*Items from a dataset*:
* * * * * * *

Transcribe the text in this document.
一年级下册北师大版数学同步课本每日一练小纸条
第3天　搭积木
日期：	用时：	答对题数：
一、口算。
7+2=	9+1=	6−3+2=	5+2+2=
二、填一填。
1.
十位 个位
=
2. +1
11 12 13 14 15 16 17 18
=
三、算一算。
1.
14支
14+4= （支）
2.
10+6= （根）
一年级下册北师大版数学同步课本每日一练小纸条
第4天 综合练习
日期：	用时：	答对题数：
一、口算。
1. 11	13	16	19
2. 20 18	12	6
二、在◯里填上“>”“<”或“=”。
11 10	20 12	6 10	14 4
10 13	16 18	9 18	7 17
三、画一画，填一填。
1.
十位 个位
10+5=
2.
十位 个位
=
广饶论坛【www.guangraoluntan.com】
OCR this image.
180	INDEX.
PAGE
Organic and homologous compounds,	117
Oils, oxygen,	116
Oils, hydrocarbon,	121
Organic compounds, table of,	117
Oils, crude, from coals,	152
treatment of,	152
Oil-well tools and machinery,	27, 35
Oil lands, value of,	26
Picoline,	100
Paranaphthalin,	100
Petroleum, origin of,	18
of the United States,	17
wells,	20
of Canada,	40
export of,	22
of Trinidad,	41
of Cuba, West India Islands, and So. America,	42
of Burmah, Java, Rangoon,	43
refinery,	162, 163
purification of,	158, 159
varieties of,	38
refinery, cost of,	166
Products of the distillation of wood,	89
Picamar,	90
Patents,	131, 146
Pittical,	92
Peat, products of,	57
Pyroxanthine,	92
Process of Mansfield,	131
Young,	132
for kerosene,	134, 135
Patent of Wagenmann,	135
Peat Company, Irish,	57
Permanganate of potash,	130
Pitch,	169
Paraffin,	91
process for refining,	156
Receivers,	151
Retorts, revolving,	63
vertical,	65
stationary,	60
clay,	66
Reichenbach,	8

* * * * * * *

*Requirements*:
Can you quote exactly the lines from the one containing "OCR this image." through the last line of the records above, and nothing else?

*Problem solution*:
OCR this image.
180	INDEX.
PAGE
Organic and homologous compounds,	117
Oils, oxygen,	116
Oils, hydrocarbon,	121
Organic compounds, table of,	117
Oils, crude, from coals,	152
treatment of,	152
Oil-well tools and machinery,	27, 35
Oil lands, value of,	26
Picoline,	100
Paranaphthalin,	100
Petroleum, origin of,	18
of the United States,	17
wells,	20
of Canada,	40
export of,	22
of Trinidad,	41
of Cuba, West India Islands, and So. America,	42
of Burmah, Java, Rangoon,	43
refinery,	162, 163
purification of,	158, 159
varieties of,	38
refinery, cost of,	166
Products of the distillation of wood,	89
Picamar,	90
Patents,	131, 146
Pittical,	92
Peat, products of,	57
Pyroxanthine,	92
Process of Mansfield,	131
Young,	132
for kerosene,	134, 135
Patent of Wagenmann,	135
Peat Company, Irish,	57
Permanganate of potash,	130
Pitch,	169
Paraffin,	91
process for refining,	156
Receivers,	151
Retorts, revolving,	63
vertical,	65
stationary,	60
clay,	66
Reichenbach,	8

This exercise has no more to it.